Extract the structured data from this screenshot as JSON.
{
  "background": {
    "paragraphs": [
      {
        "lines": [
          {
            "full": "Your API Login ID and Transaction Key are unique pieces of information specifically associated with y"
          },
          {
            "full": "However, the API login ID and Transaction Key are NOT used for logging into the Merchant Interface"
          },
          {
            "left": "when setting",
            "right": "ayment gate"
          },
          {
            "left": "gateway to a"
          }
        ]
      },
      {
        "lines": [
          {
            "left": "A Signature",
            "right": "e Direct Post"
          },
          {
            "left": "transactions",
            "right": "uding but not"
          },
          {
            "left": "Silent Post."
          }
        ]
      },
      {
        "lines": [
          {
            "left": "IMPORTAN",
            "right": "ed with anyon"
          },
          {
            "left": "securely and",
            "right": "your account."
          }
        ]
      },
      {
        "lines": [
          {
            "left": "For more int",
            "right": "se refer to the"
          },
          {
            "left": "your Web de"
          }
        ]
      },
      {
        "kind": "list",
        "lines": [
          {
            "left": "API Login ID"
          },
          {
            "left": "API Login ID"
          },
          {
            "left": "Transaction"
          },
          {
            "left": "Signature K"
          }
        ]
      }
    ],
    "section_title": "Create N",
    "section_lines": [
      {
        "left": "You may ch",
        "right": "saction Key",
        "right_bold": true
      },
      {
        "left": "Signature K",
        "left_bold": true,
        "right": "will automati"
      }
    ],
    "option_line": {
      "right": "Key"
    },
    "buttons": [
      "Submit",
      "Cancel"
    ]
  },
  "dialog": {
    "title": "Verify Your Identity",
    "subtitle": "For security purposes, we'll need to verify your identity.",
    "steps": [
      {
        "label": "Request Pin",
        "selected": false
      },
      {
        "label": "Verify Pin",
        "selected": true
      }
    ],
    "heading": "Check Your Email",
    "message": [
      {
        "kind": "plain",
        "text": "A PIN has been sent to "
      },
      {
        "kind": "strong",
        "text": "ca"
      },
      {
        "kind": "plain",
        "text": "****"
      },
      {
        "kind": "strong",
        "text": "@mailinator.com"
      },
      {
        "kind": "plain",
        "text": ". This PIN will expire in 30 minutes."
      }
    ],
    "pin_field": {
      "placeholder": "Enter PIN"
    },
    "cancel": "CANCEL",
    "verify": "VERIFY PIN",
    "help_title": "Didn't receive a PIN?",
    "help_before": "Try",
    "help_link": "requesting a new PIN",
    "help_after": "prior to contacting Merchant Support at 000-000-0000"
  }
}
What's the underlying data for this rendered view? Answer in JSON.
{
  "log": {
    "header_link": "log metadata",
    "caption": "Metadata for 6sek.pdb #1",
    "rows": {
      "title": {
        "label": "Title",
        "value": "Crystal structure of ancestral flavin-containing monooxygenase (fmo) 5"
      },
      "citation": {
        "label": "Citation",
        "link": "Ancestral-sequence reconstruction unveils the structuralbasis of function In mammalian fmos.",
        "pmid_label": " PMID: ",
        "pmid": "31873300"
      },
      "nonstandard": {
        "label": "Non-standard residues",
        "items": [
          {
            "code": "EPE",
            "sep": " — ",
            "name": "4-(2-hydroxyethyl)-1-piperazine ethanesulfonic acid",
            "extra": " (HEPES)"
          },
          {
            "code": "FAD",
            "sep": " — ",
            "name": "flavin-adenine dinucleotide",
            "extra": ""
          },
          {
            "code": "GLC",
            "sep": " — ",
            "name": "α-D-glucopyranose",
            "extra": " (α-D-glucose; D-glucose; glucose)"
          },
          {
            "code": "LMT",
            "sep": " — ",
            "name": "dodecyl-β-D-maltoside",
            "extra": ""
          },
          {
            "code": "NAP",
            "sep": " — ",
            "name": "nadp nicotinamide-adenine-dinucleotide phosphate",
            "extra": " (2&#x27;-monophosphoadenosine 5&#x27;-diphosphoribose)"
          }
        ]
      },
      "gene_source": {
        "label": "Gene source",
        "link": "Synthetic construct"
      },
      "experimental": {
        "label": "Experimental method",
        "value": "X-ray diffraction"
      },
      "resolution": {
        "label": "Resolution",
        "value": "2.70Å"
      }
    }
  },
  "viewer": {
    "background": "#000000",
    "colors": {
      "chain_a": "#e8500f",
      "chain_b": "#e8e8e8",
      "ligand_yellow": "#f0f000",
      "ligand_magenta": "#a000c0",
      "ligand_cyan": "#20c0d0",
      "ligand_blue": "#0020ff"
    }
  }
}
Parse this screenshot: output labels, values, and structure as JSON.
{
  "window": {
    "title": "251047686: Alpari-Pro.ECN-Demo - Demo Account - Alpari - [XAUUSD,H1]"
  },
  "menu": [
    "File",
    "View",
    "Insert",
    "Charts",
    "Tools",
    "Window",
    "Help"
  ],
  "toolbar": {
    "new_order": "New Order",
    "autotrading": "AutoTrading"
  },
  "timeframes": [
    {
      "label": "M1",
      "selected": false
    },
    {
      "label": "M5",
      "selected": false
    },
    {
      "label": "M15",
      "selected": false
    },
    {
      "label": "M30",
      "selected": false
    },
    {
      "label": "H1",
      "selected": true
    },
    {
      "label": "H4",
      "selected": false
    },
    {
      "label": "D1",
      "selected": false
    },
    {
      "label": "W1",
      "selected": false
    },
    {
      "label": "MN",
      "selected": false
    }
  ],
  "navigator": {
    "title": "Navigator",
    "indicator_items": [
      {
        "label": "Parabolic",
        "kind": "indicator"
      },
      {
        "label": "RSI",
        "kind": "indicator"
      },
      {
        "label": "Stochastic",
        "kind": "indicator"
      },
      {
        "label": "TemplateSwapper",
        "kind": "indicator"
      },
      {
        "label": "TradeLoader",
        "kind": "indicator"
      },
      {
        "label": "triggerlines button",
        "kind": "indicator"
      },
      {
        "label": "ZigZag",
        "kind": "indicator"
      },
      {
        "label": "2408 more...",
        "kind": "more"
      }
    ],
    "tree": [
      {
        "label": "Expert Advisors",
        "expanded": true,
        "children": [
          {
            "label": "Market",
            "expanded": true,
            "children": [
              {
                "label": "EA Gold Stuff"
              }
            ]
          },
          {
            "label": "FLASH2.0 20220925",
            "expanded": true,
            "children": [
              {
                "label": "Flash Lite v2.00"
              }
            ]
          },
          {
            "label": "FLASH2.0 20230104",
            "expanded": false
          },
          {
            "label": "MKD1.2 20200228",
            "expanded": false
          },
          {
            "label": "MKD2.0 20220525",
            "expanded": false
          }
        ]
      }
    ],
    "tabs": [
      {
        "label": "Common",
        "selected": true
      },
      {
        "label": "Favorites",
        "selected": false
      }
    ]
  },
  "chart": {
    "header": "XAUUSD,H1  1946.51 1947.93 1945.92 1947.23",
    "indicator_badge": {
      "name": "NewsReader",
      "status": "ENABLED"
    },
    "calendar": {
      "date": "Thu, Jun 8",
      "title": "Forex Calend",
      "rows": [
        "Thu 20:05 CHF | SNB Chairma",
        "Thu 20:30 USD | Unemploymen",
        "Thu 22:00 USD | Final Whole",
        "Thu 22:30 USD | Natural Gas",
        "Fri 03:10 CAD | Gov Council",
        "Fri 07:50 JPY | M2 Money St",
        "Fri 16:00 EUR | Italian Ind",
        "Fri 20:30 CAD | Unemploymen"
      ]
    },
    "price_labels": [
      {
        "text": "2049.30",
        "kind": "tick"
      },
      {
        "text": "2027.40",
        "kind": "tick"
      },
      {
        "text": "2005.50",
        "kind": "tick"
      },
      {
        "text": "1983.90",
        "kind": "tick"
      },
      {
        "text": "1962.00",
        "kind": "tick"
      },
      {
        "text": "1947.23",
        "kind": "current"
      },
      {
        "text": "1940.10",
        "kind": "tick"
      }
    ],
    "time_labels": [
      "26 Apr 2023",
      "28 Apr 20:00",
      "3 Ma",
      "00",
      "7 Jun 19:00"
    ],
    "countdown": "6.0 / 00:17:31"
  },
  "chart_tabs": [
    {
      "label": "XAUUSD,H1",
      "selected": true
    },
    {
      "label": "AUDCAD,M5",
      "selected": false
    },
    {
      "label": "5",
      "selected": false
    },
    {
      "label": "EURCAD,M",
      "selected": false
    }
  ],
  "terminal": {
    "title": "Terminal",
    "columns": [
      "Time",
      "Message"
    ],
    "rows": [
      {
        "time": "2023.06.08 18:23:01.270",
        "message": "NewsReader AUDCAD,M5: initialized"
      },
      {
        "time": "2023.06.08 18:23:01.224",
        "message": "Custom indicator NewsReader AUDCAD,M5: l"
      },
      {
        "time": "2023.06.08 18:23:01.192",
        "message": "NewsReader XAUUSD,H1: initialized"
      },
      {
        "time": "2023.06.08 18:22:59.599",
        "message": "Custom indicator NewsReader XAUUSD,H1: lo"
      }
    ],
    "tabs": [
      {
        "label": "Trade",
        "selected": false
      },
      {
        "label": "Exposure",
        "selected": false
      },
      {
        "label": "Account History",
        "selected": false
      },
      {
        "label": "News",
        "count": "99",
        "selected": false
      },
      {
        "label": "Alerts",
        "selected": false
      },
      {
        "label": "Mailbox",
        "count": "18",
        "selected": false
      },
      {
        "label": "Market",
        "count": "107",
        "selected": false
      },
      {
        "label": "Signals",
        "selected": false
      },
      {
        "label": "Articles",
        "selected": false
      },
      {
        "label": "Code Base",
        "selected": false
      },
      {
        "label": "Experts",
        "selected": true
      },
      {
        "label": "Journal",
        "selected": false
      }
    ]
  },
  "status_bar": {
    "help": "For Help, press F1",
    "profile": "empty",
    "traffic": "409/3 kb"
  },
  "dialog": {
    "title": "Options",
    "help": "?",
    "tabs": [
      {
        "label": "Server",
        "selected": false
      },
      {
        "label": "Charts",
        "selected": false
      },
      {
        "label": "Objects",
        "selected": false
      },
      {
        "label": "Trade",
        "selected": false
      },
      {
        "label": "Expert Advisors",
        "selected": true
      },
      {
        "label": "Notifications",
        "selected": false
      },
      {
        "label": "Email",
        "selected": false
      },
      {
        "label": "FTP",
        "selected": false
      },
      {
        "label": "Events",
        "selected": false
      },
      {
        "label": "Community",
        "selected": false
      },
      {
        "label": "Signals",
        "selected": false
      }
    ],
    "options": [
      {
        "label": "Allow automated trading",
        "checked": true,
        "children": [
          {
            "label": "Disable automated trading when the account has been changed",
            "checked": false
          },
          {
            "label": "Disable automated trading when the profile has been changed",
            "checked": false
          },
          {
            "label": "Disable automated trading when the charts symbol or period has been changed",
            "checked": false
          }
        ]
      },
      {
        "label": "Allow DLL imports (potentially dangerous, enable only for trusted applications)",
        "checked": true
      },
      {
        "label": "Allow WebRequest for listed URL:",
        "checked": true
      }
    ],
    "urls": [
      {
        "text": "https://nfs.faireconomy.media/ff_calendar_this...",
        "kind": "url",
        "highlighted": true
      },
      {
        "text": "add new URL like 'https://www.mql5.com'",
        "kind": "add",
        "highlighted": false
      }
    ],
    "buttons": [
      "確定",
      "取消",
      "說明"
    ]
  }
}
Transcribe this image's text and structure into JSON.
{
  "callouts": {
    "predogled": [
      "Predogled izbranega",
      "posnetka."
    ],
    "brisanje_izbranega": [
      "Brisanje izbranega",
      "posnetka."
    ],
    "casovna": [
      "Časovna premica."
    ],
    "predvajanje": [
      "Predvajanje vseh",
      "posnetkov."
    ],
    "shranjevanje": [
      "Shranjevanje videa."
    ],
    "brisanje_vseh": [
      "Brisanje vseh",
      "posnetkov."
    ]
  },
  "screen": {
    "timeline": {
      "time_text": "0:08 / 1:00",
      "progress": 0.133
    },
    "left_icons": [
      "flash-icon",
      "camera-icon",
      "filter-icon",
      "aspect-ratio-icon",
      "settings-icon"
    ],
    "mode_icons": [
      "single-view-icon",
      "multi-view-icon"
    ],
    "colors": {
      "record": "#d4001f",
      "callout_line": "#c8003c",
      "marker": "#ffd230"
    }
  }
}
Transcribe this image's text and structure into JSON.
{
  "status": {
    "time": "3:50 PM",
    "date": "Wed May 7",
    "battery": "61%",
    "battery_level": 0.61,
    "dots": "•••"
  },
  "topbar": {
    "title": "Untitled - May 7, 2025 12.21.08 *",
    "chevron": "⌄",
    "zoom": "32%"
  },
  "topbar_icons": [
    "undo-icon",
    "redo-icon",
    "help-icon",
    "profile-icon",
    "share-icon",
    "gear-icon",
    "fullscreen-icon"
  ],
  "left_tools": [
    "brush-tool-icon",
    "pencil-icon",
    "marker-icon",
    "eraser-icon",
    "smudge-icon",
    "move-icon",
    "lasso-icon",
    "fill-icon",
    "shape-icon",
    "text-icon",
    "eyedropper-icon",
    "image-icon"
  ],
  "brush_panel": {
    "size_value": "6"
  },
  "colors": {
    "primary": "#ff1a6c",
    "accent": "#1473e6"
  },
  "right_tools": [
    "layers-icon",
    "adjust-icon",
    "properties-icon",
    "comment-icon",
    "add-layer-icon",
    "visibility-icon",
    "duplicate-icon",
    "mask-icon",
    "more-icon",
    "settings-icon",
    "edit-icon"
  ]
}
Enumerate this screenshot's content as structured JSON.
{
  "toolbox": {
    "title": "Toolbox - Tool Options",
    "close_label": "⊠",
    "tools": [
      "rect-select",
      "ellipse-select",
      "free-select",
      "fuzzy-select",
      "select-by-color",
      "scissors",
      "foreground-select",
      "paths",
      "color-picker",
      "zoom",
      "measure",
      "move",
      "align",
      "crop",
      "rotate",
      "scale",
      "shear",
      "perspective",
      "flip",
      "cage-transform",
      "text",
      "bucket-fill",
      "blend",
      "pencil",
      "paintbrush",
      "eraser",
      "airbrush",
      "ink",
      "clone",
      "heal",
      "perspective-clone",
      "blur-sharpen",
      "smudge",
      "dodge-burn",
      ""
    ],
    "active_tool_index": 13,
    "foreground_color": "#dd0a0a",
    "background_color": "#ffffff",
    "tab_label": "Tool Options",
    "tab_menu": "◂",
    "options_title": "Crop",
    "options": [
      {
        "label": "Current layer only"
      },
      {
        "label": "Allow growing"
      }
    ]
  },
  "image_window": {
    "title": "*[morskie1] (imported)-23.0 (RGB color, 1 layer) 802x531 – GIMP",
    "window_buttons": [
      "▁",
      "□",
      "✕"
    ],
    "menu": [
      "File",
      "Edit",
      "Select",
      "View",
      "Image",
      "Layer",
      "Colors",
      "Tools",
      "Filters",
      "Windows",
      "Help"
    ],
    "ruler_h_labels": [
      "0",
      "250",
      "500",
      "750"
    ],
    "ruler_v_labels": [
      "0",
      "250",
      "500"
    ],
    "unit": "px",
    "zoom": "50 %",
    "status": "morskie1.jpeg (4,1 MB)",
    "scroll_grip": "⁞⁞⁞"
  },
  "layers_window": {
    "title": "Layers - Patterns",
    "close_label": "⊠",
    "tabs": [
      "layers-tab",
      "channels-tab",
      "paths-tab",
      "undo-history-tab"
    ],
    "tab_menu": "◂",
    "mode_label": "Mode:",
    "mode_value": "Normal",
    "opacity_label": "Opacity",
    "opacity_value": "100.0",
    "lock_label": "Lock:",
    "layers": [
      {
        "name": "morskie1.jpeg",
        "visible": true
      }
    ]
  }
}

* EXERCISE DESCRIPTION *
Determine how many lines in the listing above hold the string "structured", then write only the number.

* CORRECT ANSWER *
2